* _SET PROBLEM_
Which lines in the records below contain the word "field"? Copy each of them.
--- begin ---
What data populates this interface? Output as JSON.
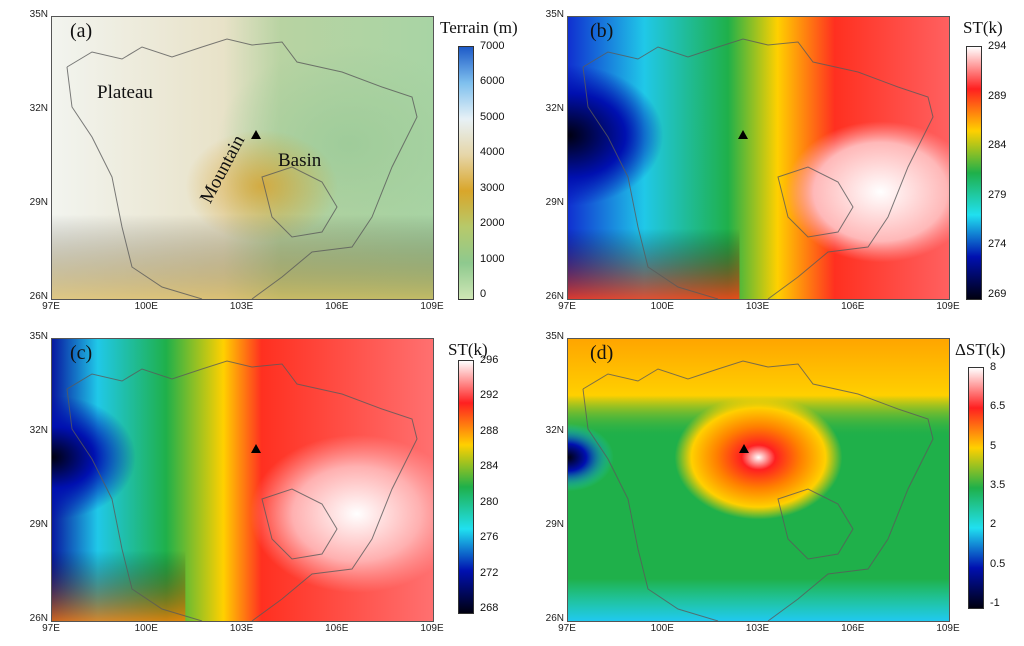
{
  "axes": {
    "lat_ticks": [
      "35N",
      "32N",
      "29N",
      "26N"
    ],
    "lon_ticks": [
      "97E",
      "100E",
      "103E",
      "106E",
      "109E"
    ]
  },
  "panels": [
    {
      "letter": "(a)",
      "field": "terrain",
      "colorbar": {
        "title": "Terrain (m)",
        "labels": [
          "7000",
          "6000",
          "5000",
          "4000",
          "3000",
          "2000",
          "1000",
          "0"
        ],
        "colors": [
          "#1e5bc8",
          "#7fc0ee",
          "#e7f1f6",
          "#e6d6a8",
          "#d9a62a",
          "#b7c96a",
          "#8ec98e",
          "#cfe6b5"
        ]
      },
      "region_labels": [
        "Plateau",
        "Mountain",
        "Basin"
      ],
      "marker": true
    },
    {
      "letter": "(b)",
      "field": "st_b",
      "colorbar": {
        "title": "ST(k)",
        "labels": [
          "294",
          "289",
          "284",
          "279",
          "274",
          "269"
        ],
        "colors": [
          "#ffffff",
          "#ff2020",
          "#ffd000",
          "#1fb04a",
          "#20e0f0",
          "#0010b0",
          "#000010"
        ]
      },
      "marker": true
    },
    {
      "letter": "(c)",
      "field": "st_c",
      "colorbar": {
        "title": "ST(k)",
        "labels": [
          "296",
          "292",
          "288",
          "284",
          "280",
          "276",
          "272",
          "268"
        ],
        "colors": [
          "#ffffff",
          "#ff2020",
          "#ffd000",
          "#1fb04a",
          "#20e0f0",
          "#0010b0",
          "#000010"
        ]
      },
      "marker": true
    },
    {
      "letter": "(d)",
      "field": "dst_d",
      "colorbar": {
        "title": "ΔST(k)",
        "labels": [
          "8",
          "6.5",
          "5",
          "3.5",
          "2",
          "0.5",
          "-1"
        ],
        "colors": [
          "#ffffff",
          "#ff2020",
          "#ffd000",
          "#1fb04a",
          "#20e0f0",
          "#0010b0",
          "#000010"
        ]
      },
      "marker": true
    }
  ]
}
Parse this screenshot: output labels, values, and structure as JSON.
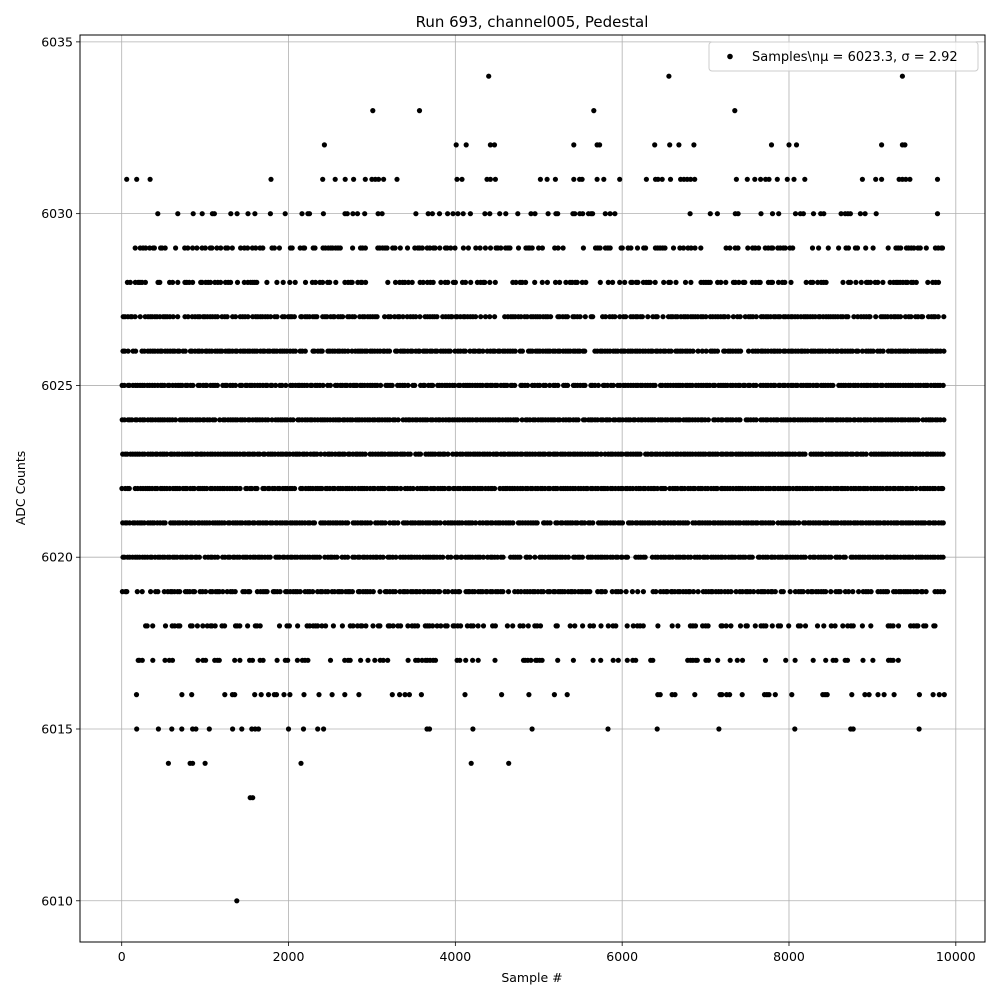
{
  "chart_data": {
    "type": "scatter",
    "title": "Run 693, channel005, Pedestal",
    "xlabel": "Sample #",
    "ylabel": "ADC Counts",
    "xlim": [
      -500,
      10350
    ],
    "ylim": [
      6008.8,
      6035.2
    ],
    "x_ticks": [
      0,
      2000,
      4000,
      6000,
      8000,
      10000
    ],
    "y_ticks": [
      6010,
      6015,
      6020,
      6025,
      6030,
      6035
    ],
    "grid": true,
    "legend_position": "top-right",
    "series": [
      {
        "name": "Samples\\nμ = 6023.3, σ = 2.92",
        "color": "#000000",
        "marker": "circle",
        "x_range": [
          0,
          9850
        ],
        "sample_count": 9851,
        "levels": [
          {
            "y": 6010,
            "x": [
              1380
            ]
          },
          {
            "y": 6013,
            "x": [
              1540,
              1570
            ]
          },
          {
            "y": 6014,
            "x": [
              560,
              820,
              850,
              1000,
              2150,
              4190,
              4640
            ]
          },
          {
            "y": 6015,
            "x": [
              180,
              440,
              600,
              720,
              850,
              890,
              1050,
              1330,
              1440,
              1560,
              1600,
              1640,
              2000,
              2180,
              2350,
              2420,
              3660,
              3690,
              4210,
              4920,
              5830,
              6420,
              7160,
              8070,
              8740,
              8770,
              9560
            ]
          },
          {
            "y": 6031,
            "x": [
              60,
              180,
              340,
              1790,
              2410,
              2560,
              2680,
              2780,
              2920,
              3000,
              3040,
              3080,
              3140,
              3300,
              4020,
              4080,
              4380,
              4420,
              4480,
              5020,
              5100,
              5200,
              5420,
              5490,
              5520,
              5700,
              5780,
              5970,
              6290,
              6400,
              6430,
              6480,
              6580,
              6700,
              6740,
              6780,
              6820,
              6870,
              7370,
              7500,
              7590,
              7660,
              7720,
              7760,
              7860,
              7980,
              8060,
              8190,
              8880,
              9040,
              9110,
              9320,
              9360,
              9400,
              9450,
              9780
            ]
          },
          {
            "y": 6032,
            "x": [
              2430,
              4010,
              4130,
              4420,
              4470,
              5420,
              5700,
              5730,
              6390,
              6570,
              6680,
              6860,
              7790,
              8000,
              8090,
              9110,
              9360,
              9390
            ]
          },
          {
            "y": 6033,
            "x": [
              3010,
              3570,
              5660,
              7350
            ]
          },
          {
            "y": 6034,
            "x": [
              4400,
              6560,
              9360
            ]
          }
        ],
        "dense_levels": [
          {
            "y": 6016,
            "x_span": [
              170,
              9960
            ],
            "density": 0.18
          },
          {
            "y": 6017,
            "x_span": [
              150,
              9650
            ],
            "density": 0.3
          },
          {
            "y": 6018,
            "x_span": [
              0,
              9750
            ],
            "density": 0.45
          },
          {
            "y": 6019,
            "x_span": [
              0,
              9850
            ],
            "density": 0.8
          },
          {
            "y": 6020,
            "x_span": [
              0,
              9850
            ],
            "density": 0.92
          },
          {
            "y": 6021,
            "x_span": [
              0,
              9850
            ],
            "density": 0.95
          },
          {
            "y": 6022,
            "x_span": [
              0,
              9850
            ],
            "density": 0.97
          },
          {
            "y": 6023,
            "x_span": [
              0,
              9850
            ],
            "density": 0.98
          },
          {
            "y": 6024,
            "x_span": [
              0,
              9850
            ],
            "density": 0.97
          },
          {
            "y": 6025,
            "x_span": [
              0,
              9850
            ],
            "density": 0.93
          },
          {
            "y": 6026,
            "x_span": [
              0,
              9850
            ],
            "density": 0.9
          },
          {
            "y": 6027,
            "x_span": [
              0,
              9850
            ],
            "density": 0.85
          },
          {
            "y": 6028,
            "x_span": [
              0,
              9850
            ],
            "density": 0.55
          },
          {
            "y": 6029,
            "x_span": [
              0,
              9850
            ],
            "density": 0.5
          },
          {
            "y": 6030,
            "x_span": [
              0,
              9800
            ],
            "density": 0.2
          }
        ]
      }
    ]
  }
}
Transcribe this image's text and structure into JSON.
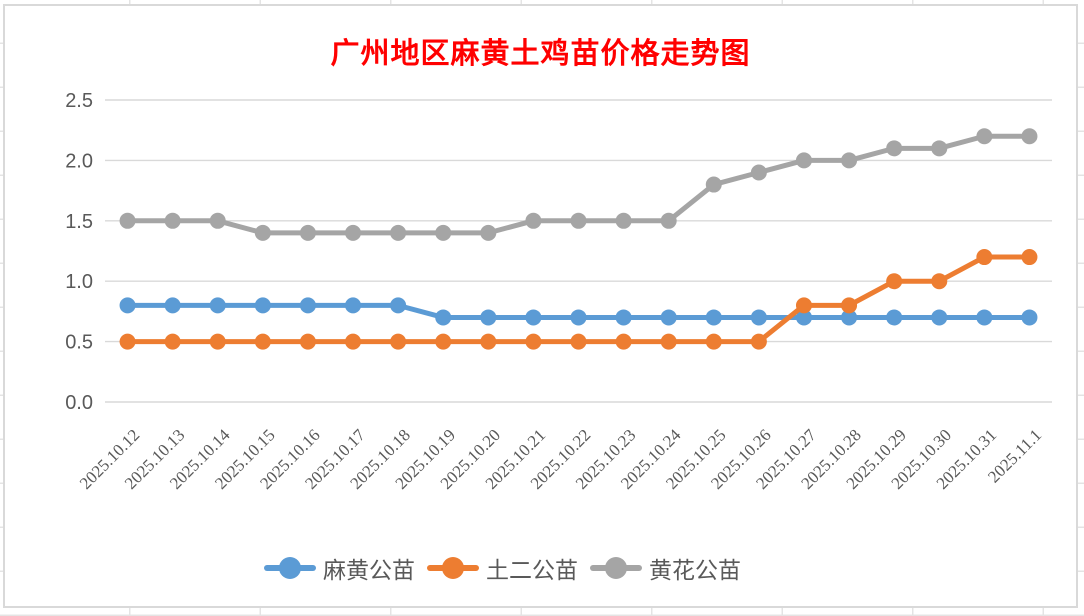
{
  "chart_data": {
    "type": "line",
    "title": "广州地区麻黄土鸡苗价格走势图",
    "title_color": "#FF0000",
    "xlabel": "",
    "ylabel": "",
    "categories": [
      "2025.10.12",
      "2025.10.13",
      "2025.10.14",
      "2025.10.15",
      "2025.10.16",
      "2025.10.17",
      "2025.10.18",
      "2025.10.19",
      "2025.10.20",
      "2025.10.21",
      "2025.10.22",
      "2025.10.23",
      "2025.10.24",
      "2025.10.25",
      "2025.10.26",
      "2025.10.27",
      "2025.10.28",
      "2025.10.29",
      "2025.10.30",
      "2025.10.31",
      "2025.11.1"
    ],
    "series": [
      {
        "name": "麻黄公苗",
        "color": "#5B9BD5",
        "values": [
          0.8,
          0.8,
          0.8,
          0.8,
          0.8,
          0.8,
          0.8,
          0.7,
          0.7,
          0.7,
          0.7,
          0.7,
          0.7,
          0.7,
          0.7,
          0.7,
          0.7,
          0.7,
          0.7,
          0.7,
          0.7
        ]
      },
      {
        "name": "土二公苗",
        "color": "#ED7D31",
        "values": [
          0.5,
          0.5,
          0.5,
          0.5,
          0.5,
          0.5,
          0.5,
          0.5,
          0.5,
          0.5,
          0.5,
          0.5,
          0.5,
          0.5,
          0.5,
          0.8,
          0.8,
          1.0,
          1.0,
          1.2,
          1.2
        ]
      },
      {
        "name": "黄花公苗",
        "color": "#A5A5A5",
        "values": [
          1.5,
          1.5,
          1.5,
          1.4,
          1.4,
          1.4,
          1.4,
          1.4,
          1.4,
          1.5,
          1.5,
          1.5,
          1.5,
          1.8,
          1.9,
          2.0,
          2.0,
          2.1,
          2.1,
          2.2,
          2.2
        ]
      }
    ],
    "yticks": [
      "0.0",
      "0.5",
      "1.0",
      "1.5",
      "2.0",
      "2.5"
    ],
    "ylim": [
      0,
      2.5
    ],
    "grid": true,
    "legend_position": "bottom",
    "colors": {
      "axis_text": "#595959",
      "gridline": "#D9D9D9",
      "chart_border": "#D9D9D9"
    }
  }
}
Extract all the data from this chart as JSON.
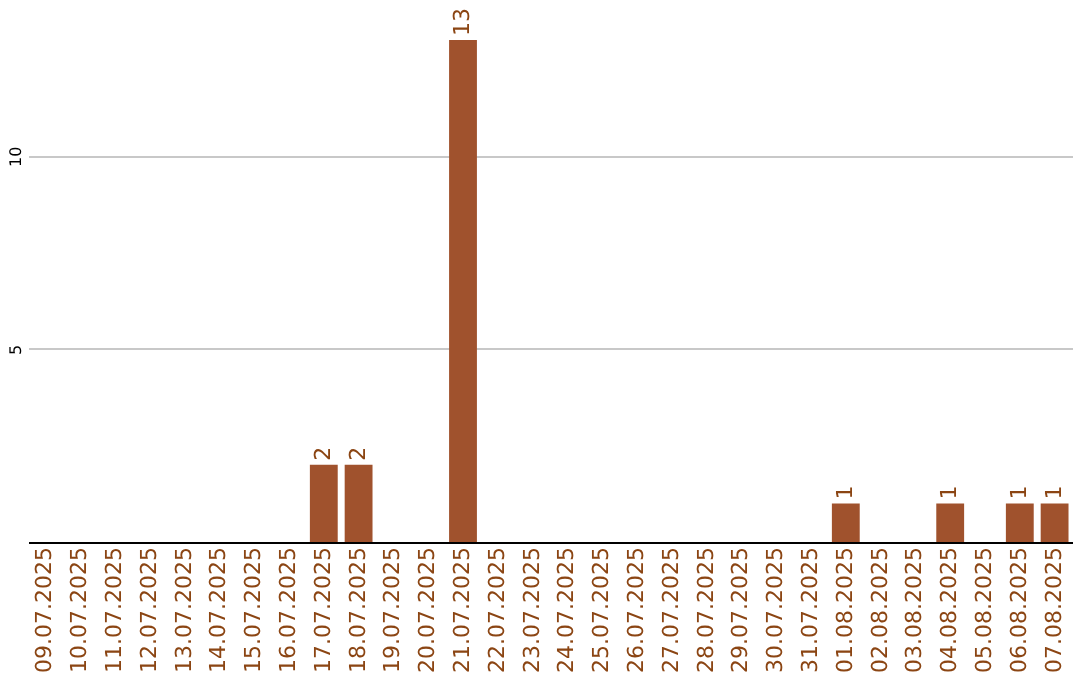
{
  "chart_data": {
    "type": "bar",
    "categories": [
      "09.07.2025",
      "10.07.2025",
      "11.07.2025",
      "12.07.2025",
      "13.07.2025",
      "14.07.2025",
      "15.07.2025",
      "16.07.2025",
      "17.07.2025",
      "18.07.2025",
      "19.07.2025",
      "20.07.2025",
      "21.07.2025",
      "22.07.2025",
      "23.07.2025",
      "24.07.2025",
      "25.07.2025",
      "26.07.2025",
      "27.07.2025",
      "28.07.2025",
      "29.07.2025",
      "30.07.2025",
      "31.07.2025",
      "01.08.2025",
      "02.08.2025",
      "03.08.2025",
      "04.08.2025",
      "05.08.2025",
      "06.08.2025",
      "07.08.2025"
    ],
    "values": [
      0,
      0,
      0,
      0,
      0,
      0,
      0,
      0,
      2,
      2,
      0,
      0,
      13,
      0,
      0,
      0,
      0,
      0,
      0,
      0,
      0,
      0,
      0,
      1,
      0,
      0,
      1,
      0,
      1,
      1
    ],
    "value_labels": [
      null,
      null,
      null,
      null,
      null,
      null,
      null,
      null,
      "2",
      "2",
      null,
      null,
      "13",
      null,
      null,
      null,
      null,
      null,
      null,
      null,
      null,
      null,
      null,
      "1",
      null,
      null,
      "1",
      null,
      "1",
      "1"
    ],
    "color": "#a0522d",
    "ylim": [
      0,
      13
    ],
    "yticks": [
      5,
      10
    ],
    "grid": "y"
  }
}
--- end ---
* _FINAL RESULT_
      "field": "terrain",
      "field": "st_b",
      "field": "st_c",
      "field": "dst_d",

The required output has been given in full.